◆ What the exercise asks:
Please find all lines in the data that hold the string "title" and copy them.

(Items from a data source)
··········

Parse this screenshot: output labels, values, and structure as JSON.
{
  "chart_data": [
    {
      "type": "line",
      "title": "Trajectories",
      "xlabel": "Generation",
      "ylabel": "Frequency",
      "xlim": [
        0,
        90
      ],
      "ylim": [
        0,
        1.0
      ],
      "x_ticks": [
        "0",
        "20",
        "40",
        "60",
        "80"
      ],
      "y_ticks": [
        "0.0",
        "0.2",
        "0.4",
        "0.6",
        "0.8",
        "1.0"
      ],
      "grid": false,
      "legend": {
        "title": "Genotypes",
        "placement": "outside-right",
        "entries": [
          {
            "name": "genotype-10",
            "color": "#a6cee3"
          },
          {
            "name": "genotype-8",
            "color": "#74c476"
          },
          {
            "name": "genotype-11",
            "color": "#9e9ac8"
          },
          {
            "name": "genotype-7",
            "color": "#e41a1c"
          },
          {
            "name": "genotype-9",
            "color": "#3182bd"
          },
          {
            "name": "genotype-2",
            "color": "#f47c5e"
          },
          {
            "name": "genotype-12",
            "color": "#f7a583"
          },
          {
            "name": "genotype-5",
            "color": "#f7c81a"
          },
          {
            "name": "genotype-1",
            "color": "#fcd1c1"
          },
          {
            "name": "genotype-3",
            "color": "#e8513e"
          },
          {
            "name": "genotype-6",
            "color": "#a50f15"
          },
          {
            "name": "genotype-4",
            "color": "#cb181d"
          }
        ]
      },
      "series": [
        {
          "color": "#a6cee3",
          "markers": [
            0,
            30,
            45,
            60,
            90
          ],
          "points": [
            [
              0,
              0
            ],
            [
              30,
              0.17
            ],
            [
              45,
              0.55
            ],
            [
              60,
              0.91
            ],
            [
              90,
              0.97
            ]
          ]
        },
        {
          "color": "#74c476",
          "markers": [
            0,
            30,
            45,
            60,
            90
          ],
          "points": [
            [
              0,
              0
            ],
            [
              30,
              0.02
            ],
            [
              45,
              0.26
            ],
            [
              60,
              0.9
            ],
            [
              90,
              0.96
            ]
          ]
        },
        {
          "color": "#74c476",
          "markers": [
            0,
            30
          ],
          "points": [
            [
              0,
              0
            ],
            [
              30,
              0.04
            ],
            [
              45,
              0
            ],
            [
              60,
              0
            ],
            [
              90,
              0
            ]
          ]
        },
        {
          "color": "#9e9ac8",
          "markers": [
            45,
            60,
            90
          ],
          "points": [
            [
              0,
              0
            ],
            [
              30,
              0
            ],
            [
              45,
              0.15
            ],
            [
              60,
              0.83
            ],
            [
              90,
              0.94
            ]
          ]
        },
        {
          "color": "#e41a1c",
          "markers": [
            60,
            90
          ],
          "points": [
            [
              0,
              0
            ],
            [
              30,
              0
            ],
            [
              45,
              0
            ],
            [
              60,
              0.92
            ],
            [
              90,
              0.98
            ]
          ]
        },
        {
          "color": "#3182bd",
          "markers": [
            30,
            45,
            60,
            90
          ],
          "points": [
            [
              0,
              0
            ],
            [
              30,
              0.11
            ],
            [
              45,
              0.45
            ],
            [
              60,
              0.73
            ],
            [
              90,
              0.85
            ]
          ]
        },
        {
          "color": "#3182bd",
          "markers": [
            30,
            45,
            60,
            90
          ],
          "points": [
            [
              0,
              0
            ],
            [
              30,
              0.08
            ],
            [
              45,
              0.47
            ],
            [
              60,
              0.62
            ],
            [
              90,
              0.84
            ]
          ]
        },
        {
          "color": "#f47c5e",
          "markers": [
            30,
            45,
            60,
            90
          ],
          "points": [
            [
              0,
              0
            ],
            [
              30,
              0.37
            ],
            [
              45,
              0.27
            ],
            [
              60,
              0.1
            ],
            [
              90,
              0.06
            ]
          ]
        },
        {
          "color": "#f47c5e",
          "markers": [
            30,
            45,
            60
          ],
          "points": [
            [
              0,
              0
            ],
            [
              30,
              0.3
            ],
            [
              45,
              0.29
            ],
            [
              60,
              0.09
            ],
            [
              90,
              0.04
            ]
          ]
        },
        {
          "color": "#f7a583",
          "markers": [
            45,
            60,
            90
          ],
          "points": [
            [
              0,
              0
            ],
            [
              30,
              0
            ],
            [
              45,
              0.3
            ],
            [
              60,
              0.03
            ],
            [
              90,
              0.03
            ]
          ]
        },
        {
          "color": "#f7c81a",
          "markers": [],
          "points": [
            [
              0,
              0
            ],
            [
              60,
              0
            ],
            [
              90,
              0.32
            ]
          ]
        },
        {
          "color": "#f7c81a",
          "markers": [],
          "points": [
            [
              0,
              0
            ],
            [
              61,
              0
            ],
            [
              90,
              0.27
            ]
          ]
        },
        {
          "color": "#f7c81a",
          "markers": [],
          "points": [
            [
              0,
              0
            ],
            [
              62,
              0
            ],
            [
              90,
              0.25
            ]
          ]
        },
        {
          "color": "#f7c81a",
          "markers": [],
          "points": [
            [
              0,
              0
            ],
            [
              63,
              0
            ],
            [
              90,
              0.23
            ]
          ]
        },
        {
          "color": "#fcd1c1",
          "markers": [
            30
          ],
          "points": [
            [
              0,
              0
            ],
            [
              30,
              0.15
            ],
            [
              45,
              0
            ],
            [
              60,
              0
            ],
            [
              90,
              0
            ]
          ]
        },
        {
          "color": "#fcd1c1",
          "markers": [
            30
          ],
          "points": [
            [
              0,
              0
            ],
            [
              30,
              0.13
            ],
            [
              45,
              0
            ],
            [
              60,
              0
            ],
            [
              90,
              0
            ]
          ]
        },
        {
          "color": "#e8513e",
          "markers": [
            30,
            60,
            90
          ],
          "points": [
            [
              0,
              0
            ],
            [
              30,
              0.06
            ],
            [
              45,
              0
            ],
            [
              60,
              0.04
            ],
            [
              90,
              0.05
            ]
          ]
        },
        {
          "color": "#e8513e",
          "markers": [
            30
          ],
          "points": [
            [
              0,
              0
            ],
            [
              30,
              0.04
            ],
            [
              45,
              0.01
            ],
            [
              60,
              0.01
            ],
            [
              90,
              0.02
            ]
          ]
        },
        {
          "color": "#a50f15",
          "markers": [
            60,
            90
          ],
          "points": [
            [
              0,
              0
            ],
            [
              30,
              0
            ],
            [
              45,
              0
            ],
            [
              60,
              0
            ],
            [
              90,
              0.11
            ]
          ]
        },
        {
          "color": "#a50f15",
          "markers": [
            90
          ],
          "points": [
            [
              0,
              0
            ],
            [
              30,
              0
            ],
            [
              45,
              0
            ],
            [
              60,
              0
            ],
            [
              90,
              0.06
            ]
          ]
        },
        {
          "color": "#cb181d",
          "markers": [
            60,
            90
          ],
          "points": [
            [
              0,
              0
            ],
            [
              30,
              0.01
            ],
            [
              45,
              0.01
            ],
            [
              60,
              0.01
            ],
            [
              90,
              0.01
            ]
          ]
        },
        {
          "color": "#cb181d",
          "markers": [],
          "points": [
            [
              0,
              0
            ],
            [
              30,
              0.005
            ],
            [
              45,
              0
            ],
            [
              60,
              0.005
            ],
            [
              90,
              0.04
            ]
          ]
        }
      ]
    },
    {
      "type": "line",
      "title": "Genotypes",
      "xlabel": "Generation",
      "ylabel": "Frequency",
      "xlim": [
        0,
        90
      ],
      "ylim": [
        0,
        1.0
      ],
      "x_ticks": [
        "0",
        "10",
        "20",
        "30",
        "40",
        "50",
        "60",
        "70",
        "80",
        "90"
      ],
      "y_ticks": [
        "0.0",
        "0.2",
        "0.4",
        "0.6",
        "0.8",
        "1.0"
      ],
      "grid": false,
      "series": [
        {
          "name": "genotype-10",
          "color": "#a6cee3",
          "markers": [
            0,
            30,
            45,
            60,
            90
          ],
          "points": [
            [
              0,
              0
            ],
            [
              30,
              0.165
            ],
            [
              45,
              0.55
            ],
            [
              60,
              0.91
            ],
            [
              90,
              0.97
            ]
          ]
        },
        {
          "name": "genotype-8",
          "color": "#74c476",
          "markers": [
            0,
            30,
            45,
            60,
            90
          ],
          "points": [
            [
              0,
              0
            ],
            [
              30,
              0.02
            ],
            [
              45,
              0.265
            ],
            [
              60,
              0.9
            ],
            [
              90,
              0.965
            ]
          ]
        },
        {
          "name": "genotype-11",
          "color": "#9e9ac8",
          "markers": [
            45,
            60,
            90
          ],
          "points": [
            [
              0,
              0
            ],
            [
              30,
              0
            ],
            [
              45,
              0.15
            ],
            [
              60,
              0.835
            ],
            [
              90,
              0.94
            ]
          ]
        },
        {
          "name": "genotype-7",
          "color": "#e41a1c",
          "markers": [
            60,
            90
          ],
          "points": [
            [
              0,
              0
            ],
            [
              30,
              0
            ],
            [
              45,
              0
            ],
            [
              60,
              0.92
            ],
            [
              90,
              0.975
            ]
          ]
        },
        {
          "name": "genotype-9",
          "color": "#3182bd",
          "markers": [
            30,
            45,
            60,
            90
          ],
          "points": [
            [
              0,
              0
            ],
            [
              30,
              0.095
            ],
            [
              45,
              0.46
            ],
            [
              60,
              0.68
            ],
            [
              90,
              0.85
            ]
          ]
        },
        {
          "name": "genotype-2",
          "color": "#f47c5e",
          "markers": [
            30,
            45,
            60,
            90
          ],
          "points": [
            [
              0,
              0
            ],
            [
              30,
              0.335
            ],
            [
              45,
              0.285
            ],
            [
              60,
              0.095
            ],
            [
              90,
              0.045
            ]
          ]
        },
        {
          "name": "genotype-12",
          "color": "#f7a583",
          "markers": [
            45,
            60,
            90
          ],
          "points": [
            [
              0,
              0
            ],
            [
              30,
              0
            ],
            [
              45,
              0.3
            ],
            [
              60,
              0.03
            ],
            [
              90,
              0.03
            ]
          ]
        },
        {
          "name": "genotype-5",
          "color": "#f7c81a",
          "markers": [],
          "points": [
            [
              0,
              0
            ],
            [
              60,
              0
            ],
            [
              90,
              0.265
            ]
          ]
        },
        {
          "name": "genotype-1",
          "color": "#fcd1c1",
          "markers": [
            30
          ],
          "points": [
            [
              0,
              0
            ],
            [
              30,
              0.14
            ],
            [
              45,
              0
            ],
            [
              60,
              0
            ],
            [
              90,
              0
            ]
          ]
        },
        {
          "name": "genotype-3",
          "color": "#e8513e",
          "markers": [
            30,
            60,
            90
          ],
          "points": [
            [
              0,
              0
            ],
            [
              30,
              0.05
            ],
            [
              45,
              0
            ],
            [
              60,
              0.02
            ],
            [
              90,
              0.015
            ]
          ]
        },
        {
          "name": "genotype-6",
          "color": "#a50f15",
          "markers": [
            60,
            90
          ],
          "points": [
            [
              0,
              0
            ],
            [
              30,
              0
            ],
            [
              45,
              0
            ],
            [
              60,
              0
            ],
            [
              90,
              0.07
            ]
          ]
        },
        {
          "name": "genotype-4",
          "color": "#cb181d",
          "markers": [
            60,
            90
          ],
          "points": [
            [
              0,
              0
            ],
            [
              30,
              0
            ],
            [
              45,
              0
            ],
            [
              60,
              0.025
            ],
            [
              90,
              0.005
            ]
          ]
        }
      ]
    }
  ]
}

··········

◆ Result of the task:
      "title": "Trajectories",
        "title": "Genotypes",
      "title": "Genotypes",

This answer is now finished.